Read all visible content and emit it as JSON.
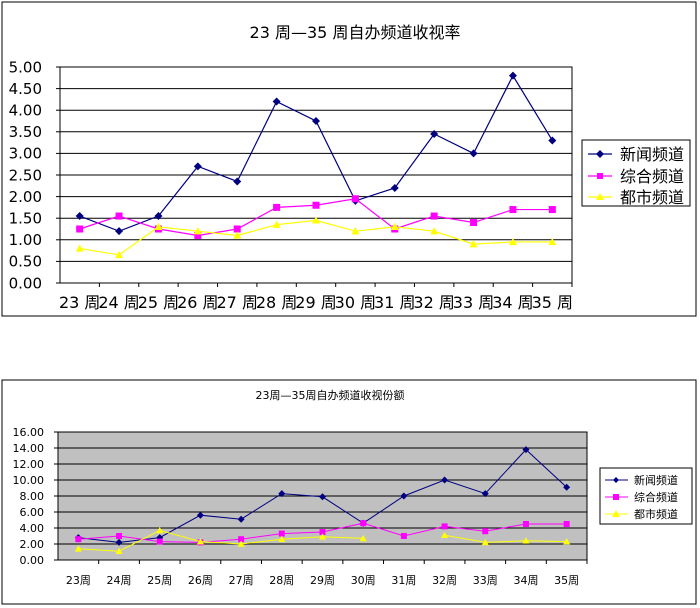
{
  "chart_data": [
    {
      "type": "line",
      "title": "23 周—35 周自办频道收视率",
      "xlabel": "",
      "ylabel": "",
      "categories": [
        "23 周",
        "24 周",
        "25 周",
        "26 周",
        "27 周",
        "28 周",
        "29 周",
        "30 周",
        "31 周",
        "32 周",
        "33 周",
        "34 周",
        "35 周"
      ],
      "y_ticks": [
        "0.00",
        "0.50",
        "1.00",
        "1.50",
        "2.00",
        "2.50",
        "3.00",
        "3.50",
        "4.00",
        "4.50",
        "5.00"
      ],
      "ylim": [
        0,
        5
      ],
      "grid": "horizontal",
      "legend": "right",
      "series": [
        {
          "name": "新闻频道",
          "color": "#000080",
          "marker": "diamond",
          "values": [
            1.55,
            1.2,
            1.55,
            2.7,
            2.35,
            4.2,
            3.75,
            1.9,
            2.2,
            3.45,
            3.0,
            4.8,
            3.3
          ]
        },
        {
          "name": "综合频道",
          "color": "#ff00ff",
          "marker": "square",
          "values": [
            1.25,
            1.55,
            1.25,
            1.1,
            1.25,
            1.75,
            1.8,
            1.95,
            1.25,
            1.55,
            1.4,
            1.7,
            1.7
          ]
        },
        {
          "name": "都市频道",
          "color": "#ffff00",
          "marker": "triangle",
          "values": [
            0.8,
            0.65,
            1.3,
            1.2,
            1.1,
            1.35,
            1.45,
            1.2,
            1.3,
            1.2,
            0.9,
            0.95,
            0.95
          ]
        }
      ]
    },
    {
      "type": "line",
      "title": "23周—35周自办频道收视份额",
      "xlabel": "",
      "ylabel": "",
      "categories": [
        "23周",
        "24周",
        "25周",
        "26周",
        "27周",
        "28周",
        "29周",
        "30周",
        "31周",
        "32周",
        "33周",
        "34周",
        "35周"
      ],
      "y_ticks": [
        "0.00",
        "2.00",
        "4.00",
        "6.00",
        "8.00",
        "10.00",
        "12.00",
        "14.00",
        "16.00"
      ],
      "ylim": [
        0,
        16
      ],
      "grid": "horizontal",
      "legend": "right",
      "series": [
        {
          "name": "新闻频道",
          "color": "#000080",
          "marker": "diamond",
          "values": [
            2.8,
            2.2,
            2.8,
            5.6,
            5.1,
            8.3,
            7.9,
            4.6,
            8.0,
            10.0,
            8.3,
            13.8,
            9.1
          ]
        },
        {
          "name": "综合频道",
          "color": "#ff00ff",
          "marker": "square",
          "values": [
            2.6,
            3.0,
            2.3,
            2.2,
            2.6,
            3.3,
            3.5,
            4.6,
            3.0,
            4.2,
            3.6,
            4.5,
            4.5
          ]
        },
        {
          "name": "都市频道",
          "color": "#ffff00",
          "marker": "triangle",
          "values": [
            1.4,
            1.1,
            3.7,
            2.3,
            2.0,
            2.6,
            2.9,
            2.7,
            null,
            3.1,
            2.2,
            2.4,
            2.3
          ]
        }
      ]
    }
  ]
}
----------
▶ **TASK INSTRUCTIONS**
Out of the material above, gather each line where "title" appears.

▶ **OUTPUT FOR THIS TASK**
      "title": "23 周—35 周自办频道收视率",
      "title": "23周—35周自办频道收视份额",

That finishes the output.